● **MATERIAL FOR THIS TASK**
....................

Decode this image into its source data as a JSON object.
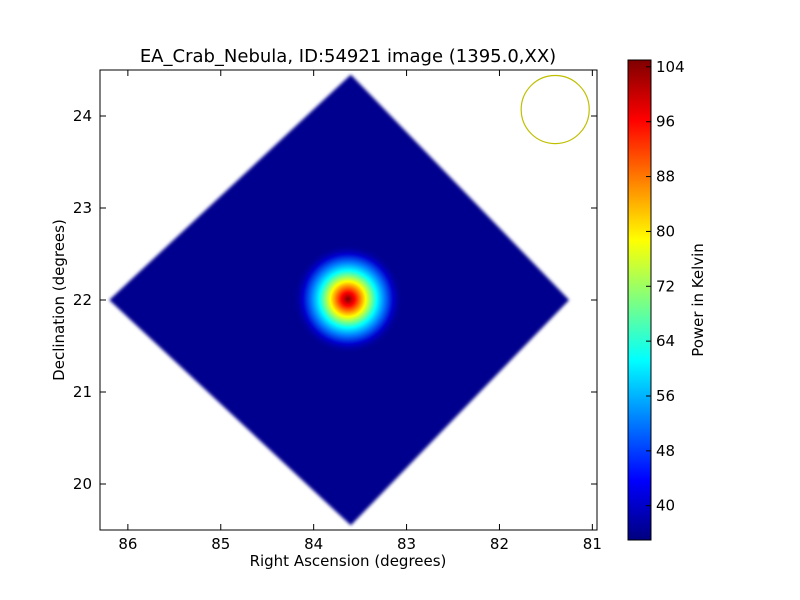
{
  "chart_data": {
    "type": "heatmap",
    "title": "EA_Crab_Nebula, ID:54921 image (1395.0,XX)",
    "xlabel": "Right Ascension (degrees)",
    "ylabel": "Declination (degrees)",
    "xlim": [
      86.3,
      80.95
    ],
    "ylim": [
      19.5,
      24.5
    ],
    "x_ticks": [
      86,
      85,
      84,
      83,
      82,
      81
    ],
    "y_ticks": [
      20,
      21,
      22,
      23,
      24
    ],
    "colorbar": {
      "label": "Power in Kelvin",
      "range": [
        35,
        105
      ],
      "ticks": [
        40,
        48,
        56,
        64,
        72,
        80,
        88,
        96,
        104
      ],
      "colormap": [
        "#00007f",
        "#0000ff",
        "#007fff",
        "#00ffff",
        "#7fff7f",
        "#ffff00",
        "#ff7f00",
        "#ff0000",
        "#7f0000"
      ]
    },
    "coverage": {
      "shape": "diamond",
      "corners": [
        {
          "ra": 83.6,
          "dec": 24.45
        },
        {
          "ra": 81.25,
          "dec": 22.0
        },
        {
          "ra": 83.6,
          "dec": 19.55
        },
        {
          "ra": 86.2,
          "dec": 22.0
        }
      ],
      "background_value": 36
    },
    "source": {
      "ra": 83.63,
      "dec": 22.01,
      "peak_value": 105
    },
    "beam": {
      "ra": 81.4,
      "dec": 24.07,
      "radius_deg": 0.37,
      "color": "#bfbf00"
    },
    "grid": false
  }
}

....................

● **WHAT YOU HAVE TO DO**
Find every line that holds "degrees" and copy it.

● **SOLUTION FOR THIS PROBLEM**
    "xlabel": "Right Ascension (degrees)",
    "ylabel": "Declination (degrees)",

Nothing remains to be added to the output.